## EXERCISE
The records below must be transcribed exactly. Do not include the pictures.

##########

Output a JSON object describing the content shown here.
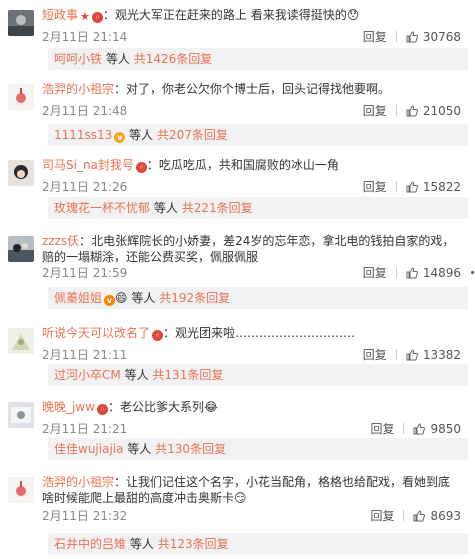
{
  "ui": {
    "reply_label": "回复",
    "etc_label": "等人",
    "total_prefix": "共",
    "reply_suffix": "条回复"
  },
  "comments": [
    {
      "user": "短政事",
      "text": "：观光大军正在赶来的路上 看来我读得挺快的",
      "date": "2月11日 21:14",
      "likes": "30768",
      "reply_user": "呵呵小铁",
      "reply_count": "1426"
    },
    {
      "user": "浩羿的小祖宗",
      "text": "：对了，你老公欠你个博士后，回头记得找他要啊。",
      "date": "2月11日 21:48",
      "likes": "21050",
      "reply_user": "1111ss13",
      "reply_count": "207"
    },
    {
      "user": "司马Si_na封我号",
      "text": "：吃瓜吃瓜，共和国腐败的冰山一角",
      "date": "2月11日 21:26",
      "likes": "15822",
      "reply_user": "玫瑰花一杯不忧郁",
      "reply_count": "221"
    },
    {
      "user": "zzzs仸",
      "text": "：北电张辉院长的小娇妻，差24岁的忘年恋，拿北电的钱拍自家的戏，",
      "text2": "赔的一塌糊涂，还能公费买奖，佩服佩服",
      "date": "2月11日 21:59",
      "likes": "14896",
      "reply_user": "佩蓁姐姐",
      "reply_count": "192"
    },
    {
      "user": "听说今天可以改名了",
      "text": "：观光团来啦…………………………",
      "date": "2月11日 21:11",
      "likes": "13382",
      "reply_user": "过河小卒CM",
      "reply_count": "131"
    },
    {
      "user": "晚晚_jww",
      "text": "：老公比爹大系列",
      "date": "2月11日 21:21",
      "likes": "9850",
      "reply_user": "佳佳wujiajia",
      "reply_count": "130"
    },
    {
      "user": "浩羿的小祖宗",
      "text": "：让我们记住这个名字，小花当配角，格格也给配戏，看她到底",
      "text2": "啥时候能爬上最甜的高度冲击奥斯卡",
      "date": "2月11日 21:32",
      "likes": "8693",
      "reply_user": "石井中的吕雉",
      "reply_count": "123"
    }
  ]
}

##########

## CORRECT OUTPUT
Output a JSON object describing the content shown here.
{
  "ui": {
    "reply_label": "回复",
    "etc_label": "等人",
    "total_prefix": "共",
    "reply_suffix": "条回复"
  },
  "comments": [
    {
      "user": "短政事",
      "text": "：观光大军正在赶来的路上 看来我读得挺快的",
      "date": "2月11日 21:14",
      "likes": "30768",
      "reply_user": "呵呵小铁",
      "reply_count": "1426"
    },
    {
      "user": "浩羿的小祖宗",
      "text": "：对了，你老公欠你个博士后，回头记得找他要啊。",
      "date": "2月11日 21:48",
      "likes": "21050",
      "reply_user": "1111ss13",
      "reply_count": "207"
    },
    {
      "user": "司马Si_na封我号",
      "text": "：吃瓜吃瓜，共和国腐败的冰山一角",
      "date": "2月11日 21:26",
      "likes": "15822",
      "reply_user": "玫瑰花一杯不忧郁",
      "reply_count": "221"
    },
    {
      "user": "zzzs仸",
      "text": "：北电张辉院长的小娇妻，差24岁的忘年恋，拿北电的钱拍自家的戏，",
      "text2": "赔的一塌糊涂，还能公费买奖，佩服佩服",
      "date": "2月11日 21:59",
      "likes": "14896",
      "reply_user": "佩蓁姐姐",
      "reply_count": "192"
    },
    {
      "user": "听说今天可以改名了",
      "text": "：观光团来啦…………………………",
      "date": "2月11日 21:11",
      "likes": "13382",
      "reply_user": "过河小卒CM",
      "reply_count": "131"
    },
    {
      "user": "晚晚_jww",
      "text": "：老公比爹大系列",
      "date": "2月11日 21:21",
      "likes": "9850",
      "reply_user": "佳佳wujiajia",
      "reply_count": "130"
    },
    {
      "user": "浩羿的小祖宗",
      "text": "：让我们记住这个名字，小花当配角，格格也给配戏，看她到底",
      "text2": "啥时候能爬上最甜的高度冲击奥斯卡",
      "date": "2月11日 21:32",
      "likes": "8693",
      "reply_user": "石井中的吕雉",
      "reply_count": "123"
    }
  ]
}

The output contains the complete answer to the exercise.